Dataset excerpts:
* START *

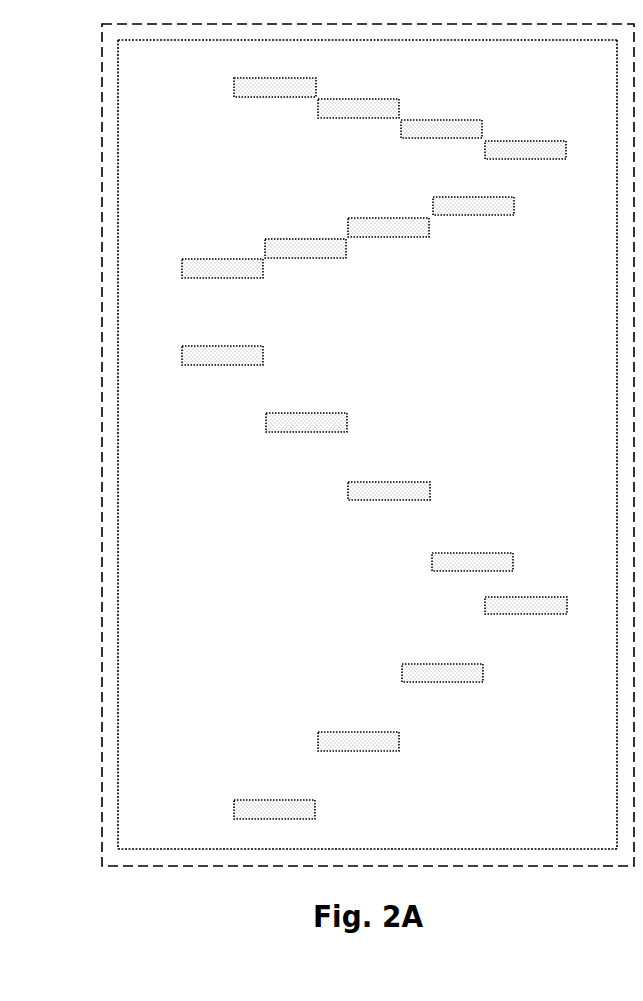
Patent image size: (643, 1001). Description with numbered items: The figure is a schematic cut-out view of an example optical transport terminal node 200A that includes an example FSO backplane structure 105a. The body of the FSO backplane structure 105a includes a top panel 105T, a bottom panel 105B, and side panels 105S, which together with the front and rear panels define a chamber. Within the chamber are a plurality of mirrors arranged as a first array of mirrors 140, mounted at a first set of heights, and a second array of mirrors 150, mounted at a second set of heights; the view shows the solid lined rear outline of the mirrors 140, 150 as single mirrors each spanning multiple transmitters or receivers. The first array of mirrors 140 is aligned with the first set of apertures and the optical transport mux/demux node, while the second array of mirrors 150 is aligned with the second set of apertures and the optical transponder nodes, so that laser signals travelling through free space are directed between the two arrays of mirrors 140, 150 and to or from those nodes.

The optical transport terminal node 200A is at (225, 886).
The FSO backplane structure 105a is at (367, 444).
The top panel 105T is at (126, 46).
The side panels 105S is at (124, 299).
The bottom panel 105B is at (467, 841).
The first array of mirrors 140 is at (178, 78).
The second array of mirrors 150 is at (178, 343).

* END *

Short task:
Rewrite the records above as a two-column CSV with the columns description and locations, giving one row per record. Put each record's text and its answer in a single quoted field, replace line breaks with spaces, and leave out the pictures.

The response:
description,locations
"Patent image size: (643, 1001). Description with numbered items: The figure is a schematic cut-out view of an example optical transport terminal node 200A that includes an example FSO backplane structure 105a. The body of the FSO backplane structure 105a includes a top panel 105T, a bottom panel 105B, and side panels 105S, which together with the front and rear panels define a chamber. Within the chamber are a plurality of mirrors arranged as a first array of mirrors 140, mounted at a first set of heights, and a second array of mirrors 150, mounted at a second set of heights; the view shows the solid lined rear outline of the mirrors 140, 150 as single mirrors each spanning multiple transmitters or receivers. The first array of mirrors 140 is aligned with the first set of apertures and the optical transport mux/demux node, while the second array of mirrors 150 is aligned with the second set of apertures and the optical transponder nodes, so that laser signals travelling through free space are directed between the two arrays of mirrors 140, 150 and to or from those nodes.","The optical transport terminal node 200A is at (225, 886). The FSO backplane structure 105a is at (367, 444). The top panel 105T is at (126, 46). The side panels 105S is at (124, 299). The bottom panel 105B is at (467, 841). The first array of mirrors 140 is at (178, 78). The second array of mirrors 150 is at (178, 343)."